**Tasks for this exercise**
A – According to the excerpt on Scottish clinical guidelines, what share of all deaths among men in Scotland in 2012 did heart disease account for?
B – From the excerpt on Scottish clinical guidelines, give again the passage between "However, attention has" and "clinical good practice.", inclusive.
C – Decide whether each statement agrees with the excerpt on Scottish clinical guidelines. Answer yes or no, quoting the deciding words. (i) SIGN reports from the last two years have dealt with asthma. (ii) Newby is a neurology consultant. (iii) Coronary heart disease is the single biggest cause of death in Scotland.

However, attention has now turned to doctors who draw up the national clinical guidelines for NHS quango Healthcare Improvement Scotland.
The public body assembles experts to produce so-called ‘SIGN’ advice to promote clinical good practice.
In the last two years, SIGN reports have been produced on issues including epilepsy, asthma and the management of lung cancer.
The most recent document concerned “acute coronary syndrome”, or ACS, an umbrella term for situations where the blood supply to the heart is blocked.
The SIGN guideline in this area is crucial: coronary heart disease is the single biggest cause of death in Scotland and the rest of the UK.
In Scotland in 2012, heart disease accounted for 16% of all deaths in men and 11% for women.
Newby, the chair of the SIGN group for ACS, is considered an expert in the field. He is a cardiology consultant and NHS Lothian’s director of research and development.
According to the register of interest he submitted last year as part of his SIGN work, he declared “specific” financial links to some of the world’s biggest pharmaceutical companies.

**Source information**
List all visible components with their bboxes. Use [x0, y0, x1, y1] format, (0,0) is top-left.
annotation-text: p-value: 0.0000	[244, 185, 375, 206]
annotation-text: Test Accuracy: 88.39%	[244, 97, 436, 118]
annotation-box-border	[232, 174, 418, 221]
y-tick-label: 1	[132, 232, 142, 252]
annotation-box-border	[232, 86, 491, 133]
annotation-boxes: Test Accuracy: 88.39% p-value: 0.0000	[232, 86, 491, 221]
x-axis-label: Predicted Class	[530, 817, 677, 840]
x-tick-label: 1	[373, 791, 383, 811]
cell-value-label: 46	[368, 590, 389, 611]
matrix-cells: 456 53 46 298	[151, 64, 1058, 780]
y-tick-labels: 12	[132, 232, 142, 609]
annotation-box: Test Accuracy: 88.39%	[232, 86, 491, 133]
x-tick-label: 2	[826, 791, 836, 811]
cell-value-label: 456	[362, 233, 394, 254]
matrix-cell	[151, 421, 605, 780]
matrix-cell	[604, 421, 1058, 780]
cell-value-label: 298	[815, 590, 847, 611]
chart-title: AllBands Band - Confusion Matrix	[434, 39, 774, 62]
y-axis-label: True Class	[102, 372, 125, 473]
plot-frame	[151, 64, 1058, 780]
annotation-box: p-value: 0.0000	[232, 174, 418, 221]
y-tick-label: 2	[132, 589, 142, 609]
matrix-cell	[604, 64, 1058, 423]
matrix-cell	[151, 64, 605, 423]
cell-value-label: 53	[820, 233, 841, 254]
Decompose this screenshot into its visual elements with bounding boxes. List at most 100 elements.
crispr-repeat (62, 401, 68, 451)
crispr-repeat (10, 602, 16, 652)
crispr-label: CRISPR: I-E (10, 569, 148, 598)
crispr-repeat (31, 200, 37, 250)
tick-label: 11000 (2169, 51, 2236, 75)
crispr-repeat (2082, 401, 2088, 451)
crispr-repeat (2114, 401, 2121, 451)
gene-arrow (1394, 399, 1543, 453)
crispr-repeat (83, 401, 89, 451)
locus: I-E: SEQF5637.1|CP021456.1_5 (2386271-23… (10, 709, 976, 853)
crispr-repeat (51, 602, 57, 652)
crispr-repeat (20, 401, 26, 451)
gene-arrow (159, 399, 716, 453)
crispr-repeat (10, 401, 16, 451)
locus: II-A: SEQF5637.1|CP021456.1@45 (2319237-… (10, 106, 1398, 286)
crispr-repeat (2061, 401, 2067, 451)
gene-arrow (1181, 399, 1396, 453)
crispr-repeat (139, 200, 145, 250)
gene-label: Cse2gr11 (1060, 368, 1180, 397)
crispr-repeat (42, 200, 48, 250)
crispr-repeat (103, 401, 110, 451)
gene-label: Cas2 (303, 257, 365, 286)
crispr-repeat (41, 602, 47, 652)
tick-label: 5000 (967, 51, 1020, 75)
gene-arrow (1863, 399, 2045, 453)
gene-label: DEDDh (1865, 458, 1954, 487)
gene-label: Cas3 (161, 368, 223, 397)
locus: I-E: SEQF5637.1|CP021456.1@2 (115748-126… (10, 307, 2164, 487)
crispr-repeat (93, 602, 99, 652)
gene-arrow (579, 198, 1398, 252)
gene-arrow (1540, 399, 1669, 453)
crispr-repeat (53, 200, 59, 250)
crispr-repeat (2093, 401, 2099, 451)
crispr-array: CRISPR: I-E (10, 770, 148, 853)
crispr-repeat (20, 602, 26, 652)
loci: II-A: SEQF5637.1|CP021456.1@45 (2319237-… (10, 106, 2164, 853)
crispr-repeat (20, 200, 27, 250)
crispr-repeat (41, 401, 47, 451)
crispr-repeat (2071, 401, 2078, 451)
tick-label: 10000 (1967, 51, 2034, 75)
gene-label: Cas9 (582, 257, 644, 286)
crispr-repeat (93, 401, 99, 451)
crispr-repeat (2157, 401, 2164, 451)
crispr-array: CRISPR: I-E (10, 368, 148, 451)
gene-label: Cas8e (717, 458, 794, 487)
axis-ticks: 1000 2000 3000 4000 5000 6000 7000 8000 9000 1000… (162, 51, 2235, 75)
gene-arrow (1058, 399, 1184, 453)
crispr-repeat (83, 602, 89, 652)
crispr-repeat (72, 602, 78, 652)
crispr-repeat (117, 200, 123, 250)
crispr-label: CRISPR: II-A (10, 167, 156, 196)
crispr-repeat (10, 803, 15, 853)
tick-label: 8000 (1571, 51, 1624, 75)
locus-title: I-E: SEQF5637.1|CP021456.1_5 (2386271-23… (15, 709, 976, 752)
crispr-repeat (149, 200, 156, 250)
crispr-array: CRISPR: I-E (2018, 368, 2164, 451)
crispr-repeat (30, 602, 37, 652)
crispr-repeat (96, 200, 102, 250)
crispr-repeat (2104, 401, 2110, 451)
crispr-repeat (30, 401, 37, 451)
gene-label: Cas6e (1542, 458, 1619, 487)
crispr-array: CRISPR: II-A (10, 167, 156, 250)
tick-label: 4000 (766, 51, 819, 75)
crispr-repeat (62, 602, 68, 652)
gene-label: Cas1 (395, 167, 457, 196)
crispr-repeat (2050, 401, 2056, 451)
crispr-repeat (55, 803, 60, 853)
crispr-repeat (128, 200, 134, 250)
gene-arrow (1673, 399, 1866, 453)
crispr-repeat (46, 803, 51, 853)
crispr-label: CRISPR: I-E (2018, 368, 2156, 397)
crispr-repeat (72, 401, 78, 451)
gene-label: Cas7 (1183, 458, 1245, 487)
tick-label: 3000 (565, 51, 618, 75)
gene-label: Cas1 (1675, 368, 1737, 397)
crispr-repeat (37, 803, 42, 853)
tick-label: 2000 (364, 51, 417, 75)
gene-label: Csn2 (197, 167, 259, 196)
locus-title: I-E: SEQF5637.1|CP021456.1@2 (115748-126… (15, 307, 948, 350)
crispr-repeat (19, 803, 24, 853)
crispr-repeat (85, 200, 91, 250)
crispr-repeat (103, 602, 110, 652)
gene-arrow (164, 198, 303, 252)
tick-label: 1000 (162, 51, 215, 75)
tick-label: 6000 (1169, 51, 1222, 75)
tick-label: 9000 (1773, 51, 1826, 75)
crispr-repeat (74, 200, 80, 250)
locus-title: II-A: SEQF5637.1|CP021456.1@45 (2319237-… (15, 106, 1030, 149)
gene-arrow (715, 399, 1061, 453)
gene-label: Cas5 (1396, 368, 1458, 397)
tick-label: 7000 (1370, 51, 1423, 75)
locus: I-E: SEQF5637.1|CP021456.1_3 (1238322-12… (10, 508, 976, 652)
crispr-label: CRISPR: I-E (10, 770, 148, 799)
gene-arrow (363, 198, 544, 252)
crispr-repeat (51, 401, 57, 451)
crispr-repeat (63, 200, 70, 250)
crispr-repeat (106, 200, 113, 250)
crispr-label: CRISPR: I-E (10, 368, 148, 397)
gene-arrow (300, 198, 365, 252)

**List of answers**
A – 16%

B –
However, attention has now turned to doctors who draw up the national clinical guidelines for NHS quango Healthcare Improvement Scotland.
The public body assembles experts to produce so-called ‘SIGN’ advice to promote clinical good practice.

C –
(i) Yes: "SIGN reports have been produced on issues including epilepsy, asthma and the management of lung cancer."
(ii) No: "He is a cardiology consultant"
(iii) Yes: "coronary heart disease is the single biggest cause of death in Scotland and the rest of the UK."